_Items_
# # # # #
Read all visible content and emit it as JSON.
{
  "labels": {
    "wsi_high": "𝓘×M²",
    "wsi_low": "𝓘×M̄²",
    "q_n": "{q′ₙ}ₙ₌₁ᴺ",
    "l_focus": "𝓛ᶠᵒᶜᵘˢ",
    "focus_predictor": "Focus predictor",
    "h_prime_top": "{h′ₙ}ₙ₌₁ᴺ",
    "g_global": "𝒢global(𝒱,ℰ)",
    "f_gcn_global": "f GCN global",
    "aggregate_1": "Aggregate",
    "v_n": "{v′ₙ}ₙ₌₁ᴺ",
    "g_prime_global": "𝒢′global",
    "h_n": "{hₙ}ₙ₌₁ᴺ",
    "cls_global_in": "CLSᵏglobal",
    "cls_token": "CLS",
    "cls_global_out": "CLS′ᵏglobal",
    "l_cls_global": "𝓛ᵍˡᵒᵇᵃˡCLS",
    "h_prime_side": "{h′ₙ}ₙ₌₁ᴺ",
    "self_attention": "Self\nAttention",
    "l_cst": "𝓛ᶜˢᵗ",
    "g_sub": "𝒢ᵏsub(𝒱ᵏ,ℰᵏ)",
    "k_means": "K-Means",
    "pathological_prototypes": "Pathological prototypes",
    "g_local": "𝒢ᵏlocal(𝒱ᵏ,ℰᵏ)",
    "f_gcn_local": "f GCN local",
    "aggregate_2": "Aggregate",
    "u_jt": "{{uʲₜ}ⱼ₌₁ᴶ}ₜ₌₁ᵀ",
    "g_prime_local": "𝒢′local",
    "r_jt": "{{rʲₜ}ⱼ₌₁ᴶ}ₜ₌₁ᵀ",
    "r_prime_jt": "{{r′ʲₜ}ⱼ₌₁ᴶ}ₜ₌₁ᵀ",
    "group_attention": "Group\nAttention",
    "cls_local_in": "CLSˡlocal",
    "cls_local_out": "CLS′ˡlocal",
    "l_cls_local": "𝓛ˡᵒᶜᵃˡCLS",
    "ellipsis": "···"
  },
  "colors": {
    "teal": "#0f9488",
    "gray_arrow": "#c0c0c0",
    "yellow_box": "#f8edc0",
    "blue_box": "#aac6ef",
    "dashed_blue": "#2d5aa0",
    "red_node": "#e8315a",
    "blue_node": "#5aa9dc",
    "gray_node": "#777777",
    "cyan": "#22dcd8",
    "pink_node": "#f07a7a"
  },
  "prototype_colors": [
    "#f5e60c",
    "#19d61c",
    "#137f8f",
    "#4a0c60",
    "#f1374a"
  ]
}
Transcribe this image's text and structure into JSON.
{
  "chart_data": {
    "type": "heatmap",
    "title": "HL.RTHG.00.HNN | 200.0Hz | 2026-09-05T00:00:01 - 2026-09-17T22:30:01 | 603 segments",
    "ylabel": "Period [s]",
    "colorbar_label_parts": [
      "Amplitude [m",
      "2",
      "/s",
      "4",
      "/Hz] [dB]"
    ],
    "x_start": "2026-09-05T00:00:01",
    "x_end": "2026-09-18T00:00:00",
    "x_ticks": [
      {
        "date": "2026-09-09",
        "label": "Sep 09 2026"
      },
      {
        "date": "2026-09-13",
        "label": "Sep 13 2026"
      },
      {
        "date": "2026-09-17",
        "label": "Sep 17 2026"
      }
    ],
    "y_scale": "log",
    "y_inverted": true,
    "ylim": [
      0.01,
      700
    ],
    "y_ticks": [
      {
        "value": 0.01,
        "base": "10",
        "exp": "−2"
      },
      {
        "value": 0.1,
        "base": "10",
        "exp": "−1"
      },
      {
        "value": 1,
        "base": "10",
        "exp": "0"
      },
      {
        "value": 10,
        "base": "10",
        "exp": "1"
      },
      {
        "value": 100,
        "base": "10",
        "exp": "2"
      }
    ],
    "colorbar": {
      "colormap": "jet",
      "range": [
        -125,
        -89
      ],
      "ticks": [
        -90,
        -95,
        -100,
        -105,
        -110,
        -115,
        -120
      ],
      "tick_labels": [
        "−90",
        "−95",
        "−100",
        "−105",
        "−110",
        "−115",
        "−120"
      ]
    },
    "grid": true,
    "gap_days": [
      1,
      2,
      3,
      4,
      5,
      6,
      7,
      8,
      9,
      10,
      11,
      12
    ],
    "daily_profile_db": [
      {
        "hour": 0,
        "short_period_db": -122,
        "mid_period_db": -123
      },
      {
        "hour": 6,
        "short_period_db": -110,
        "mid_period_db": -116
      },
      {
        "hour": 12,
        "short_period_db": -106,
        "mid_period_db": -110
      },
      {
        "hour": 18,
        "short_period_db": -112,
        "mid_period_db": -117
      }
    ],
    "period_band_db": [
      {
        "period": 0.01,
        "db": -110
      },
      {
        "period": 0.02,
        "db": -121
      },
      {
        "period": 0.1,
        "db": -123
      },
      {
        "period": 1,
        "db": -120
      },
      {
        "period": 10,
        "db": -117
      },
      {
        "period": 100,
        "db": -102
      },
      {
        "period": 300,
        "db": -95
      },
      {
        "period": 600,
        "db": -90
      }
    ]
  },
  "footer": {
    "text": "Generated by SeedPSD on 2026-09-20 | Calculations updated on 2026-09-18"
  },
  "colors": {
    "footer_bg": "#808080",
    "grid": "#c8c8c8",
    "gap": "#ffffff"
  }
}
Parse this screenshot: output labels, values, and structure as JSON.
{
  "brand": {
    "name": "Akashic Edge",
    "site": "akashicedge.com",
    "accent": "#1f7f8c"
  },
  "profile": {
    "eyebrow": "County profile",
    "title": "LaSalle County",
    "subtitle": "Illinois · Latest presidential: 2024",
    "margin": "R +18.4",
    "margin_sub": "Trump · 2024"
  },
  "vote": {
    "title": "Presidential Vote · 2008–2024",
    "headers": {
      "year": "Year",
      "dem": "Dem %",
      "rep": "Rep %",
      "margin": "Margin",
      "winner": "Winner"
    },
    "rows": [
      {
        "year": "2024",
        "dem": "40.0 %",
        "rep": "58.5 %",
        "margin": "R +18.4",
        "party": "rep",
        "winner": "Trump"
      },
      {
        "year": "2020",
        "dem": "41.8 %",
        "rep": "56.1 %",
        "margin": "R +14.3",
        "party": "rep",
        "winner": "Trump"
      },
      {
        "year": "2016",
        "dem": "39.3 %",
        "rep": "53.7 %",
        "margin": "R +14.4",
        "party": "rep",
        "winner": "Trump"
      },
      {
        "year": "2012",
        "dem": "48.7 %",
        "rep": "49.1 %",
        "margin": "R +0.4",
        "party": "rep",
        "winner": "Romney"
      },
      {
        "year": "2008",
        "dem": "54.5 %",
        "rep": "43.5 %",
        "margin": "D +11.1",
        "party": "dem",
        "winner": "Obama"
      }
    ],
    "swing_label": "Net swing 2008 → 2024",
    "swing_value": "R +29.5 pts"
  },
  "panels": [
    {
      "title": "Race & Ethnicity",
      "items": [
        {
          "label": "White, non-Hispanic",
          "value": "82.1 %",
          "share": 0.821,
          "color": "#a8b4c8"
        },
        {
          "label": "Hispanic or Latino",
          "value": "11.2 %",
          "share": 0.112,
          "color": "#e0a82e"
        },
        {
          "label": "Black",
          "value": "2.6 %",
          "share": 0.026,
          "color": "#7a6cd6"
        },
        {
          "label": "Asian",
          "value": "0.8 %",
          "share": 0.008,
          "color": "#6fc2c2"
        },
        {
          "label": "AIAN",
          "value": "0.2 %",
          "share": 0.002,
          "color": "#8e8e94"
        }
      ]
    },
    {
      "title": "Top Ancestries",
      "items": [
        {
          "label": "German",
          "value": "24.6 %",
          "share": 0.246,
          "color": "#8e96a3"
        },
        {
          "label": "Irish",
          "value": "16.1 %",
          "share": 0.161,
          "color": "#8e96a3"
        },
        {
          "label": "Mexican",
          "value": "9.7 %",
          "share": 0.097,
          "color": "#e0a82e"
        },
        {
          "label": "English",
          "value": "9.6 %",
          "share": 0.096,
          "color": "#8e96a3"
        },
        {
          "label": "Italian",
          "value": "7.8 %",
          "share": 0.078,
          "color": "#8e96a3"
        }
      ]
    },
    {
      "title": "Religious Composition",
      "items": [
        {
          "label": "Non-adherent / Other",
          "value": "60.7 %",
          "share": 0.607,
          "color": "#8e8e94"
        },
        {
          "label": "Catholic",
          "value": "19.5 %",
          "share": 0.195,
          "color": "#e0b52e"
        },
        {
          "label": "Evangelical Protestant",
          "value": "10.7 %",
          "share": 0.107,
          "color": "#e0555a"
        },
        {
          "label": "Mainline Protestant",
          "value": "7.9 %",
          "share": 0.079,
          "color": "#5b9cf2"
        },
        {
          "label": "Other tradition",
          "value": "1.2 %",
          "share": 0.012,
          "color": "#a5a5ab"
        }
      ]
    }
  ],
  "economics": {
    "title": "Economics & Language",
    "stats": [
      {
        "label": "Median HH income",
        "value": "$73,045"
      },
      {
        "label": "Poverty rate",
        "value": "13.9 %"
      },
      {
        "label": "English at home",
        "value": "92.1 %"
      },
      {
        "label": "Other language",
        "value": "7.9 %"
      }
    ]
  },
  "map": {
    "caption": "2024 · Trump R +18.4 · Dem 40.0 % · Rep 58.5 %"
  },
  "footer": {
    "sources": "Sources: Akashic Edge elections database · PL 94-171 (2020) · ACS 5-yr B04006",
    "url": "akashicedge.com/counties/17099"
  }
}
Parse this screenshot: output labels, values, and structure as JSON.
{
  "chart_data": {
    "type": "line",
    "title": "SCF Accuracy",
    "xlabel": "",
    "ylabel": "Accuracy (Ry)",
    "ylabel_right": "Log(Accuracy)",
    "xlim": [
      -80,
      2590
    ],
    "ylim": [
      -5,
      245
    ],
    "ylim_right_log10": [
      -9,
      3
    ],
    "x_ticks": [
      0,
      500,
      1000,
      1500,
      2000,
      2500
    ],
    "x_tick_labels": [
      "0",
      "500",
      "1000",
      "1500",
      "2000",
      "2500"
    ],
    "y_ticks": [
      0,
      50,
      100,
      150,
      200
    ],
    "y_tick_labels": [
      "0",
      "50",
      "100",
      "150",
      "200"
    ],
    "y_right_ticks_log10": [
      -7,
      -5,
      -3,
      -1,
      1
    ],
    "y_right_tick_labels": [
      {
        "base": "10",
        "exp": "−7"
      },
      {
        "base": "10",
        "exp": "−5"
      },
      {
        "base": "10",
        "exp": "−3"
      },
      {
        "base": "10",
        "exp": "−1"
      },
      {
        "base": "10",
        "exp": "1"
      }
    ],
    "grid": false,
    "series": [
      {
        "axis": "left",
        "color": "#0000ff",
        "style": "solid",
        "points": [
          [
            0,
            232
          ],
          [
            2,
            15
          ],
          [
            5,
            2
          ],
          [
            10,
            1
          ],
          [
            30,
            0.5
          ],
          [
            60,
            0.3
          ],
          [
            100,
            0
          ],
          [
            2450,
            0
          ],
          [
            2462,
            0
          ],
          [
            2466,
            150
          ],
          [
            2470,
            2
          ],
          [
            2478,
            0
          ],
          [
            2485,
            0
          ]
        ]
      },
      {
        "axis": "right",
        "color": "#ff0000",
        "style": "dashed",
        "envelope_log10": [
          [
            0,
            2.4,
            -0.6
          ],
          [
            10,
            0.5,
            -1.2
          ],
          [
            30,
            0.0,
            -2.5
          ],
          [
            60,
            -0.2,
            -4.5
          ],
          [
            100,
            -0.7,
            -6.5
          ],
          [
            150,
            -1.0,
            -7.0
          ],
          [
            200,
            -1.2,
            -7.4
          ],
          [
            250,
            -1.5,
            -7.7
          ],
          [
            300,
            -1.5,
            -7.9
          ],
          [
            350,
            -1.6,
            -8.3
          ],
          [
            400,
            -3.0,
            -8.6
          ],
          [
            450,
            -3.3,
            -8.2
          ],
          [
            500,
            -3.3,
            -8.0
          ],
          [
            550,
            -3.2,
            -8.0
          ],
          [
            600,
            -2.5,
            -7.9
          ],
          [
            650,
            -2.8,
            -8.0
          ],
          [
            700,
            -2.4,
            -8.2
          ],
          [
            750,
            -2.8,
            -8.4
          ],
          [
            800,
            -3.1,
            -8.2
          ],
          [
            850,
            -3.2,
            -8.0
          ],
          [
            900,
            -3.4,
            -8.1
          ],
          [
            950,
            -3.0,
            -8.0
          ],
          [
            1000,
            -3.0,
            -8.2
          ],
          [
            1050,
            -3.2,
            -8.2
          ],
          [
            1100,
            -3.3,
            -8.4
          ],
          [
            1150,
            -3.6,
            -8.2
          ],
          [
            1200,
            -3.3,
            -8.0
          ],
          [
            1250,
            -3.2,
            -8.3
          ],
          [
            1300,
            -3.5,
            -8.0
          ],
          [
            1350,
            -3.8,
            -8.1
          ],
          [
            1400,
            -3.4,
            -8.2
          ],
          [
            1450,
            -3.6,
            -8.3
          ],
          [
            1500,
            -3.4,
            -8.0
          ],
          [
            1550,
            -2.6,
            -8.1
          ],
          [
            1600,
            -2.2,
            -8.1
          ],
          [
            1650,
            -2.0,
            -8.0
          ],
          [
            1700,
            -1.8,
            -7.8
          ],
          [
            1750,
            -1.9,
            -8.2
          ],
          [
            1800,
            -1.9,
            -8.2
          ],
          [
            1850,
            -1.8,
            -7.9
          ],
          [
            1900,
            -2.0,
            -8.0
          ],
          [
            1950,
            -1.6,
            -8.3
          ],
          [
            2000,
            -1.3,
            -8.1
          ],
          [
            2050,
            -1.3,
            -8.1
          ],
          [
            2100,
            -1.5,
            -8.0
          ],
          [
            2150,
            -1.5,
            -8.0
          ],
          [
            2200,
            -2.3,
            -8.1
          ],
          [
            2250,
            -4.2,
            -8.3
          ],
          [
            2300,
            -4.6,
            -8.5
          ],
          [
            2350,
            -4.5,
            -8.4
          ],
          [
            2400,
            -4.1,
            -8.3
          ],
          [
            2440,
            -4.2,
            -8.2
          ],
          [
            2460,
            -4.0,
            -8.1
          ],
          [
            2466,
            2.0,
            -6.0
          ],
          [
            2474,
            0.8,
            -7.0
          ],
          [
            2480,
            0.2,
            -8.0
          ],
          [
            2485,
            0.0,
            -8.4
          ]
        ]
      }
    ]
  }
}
# # # # #
_Exercise brief_
Pick every line with "text" in it and copy it.

_Problem solution_
Transcribe this image's text and structure into JSON.
    "text": "Generated by SeedPSD on 2026-09-20 | Calculations updated on 2026-09-18"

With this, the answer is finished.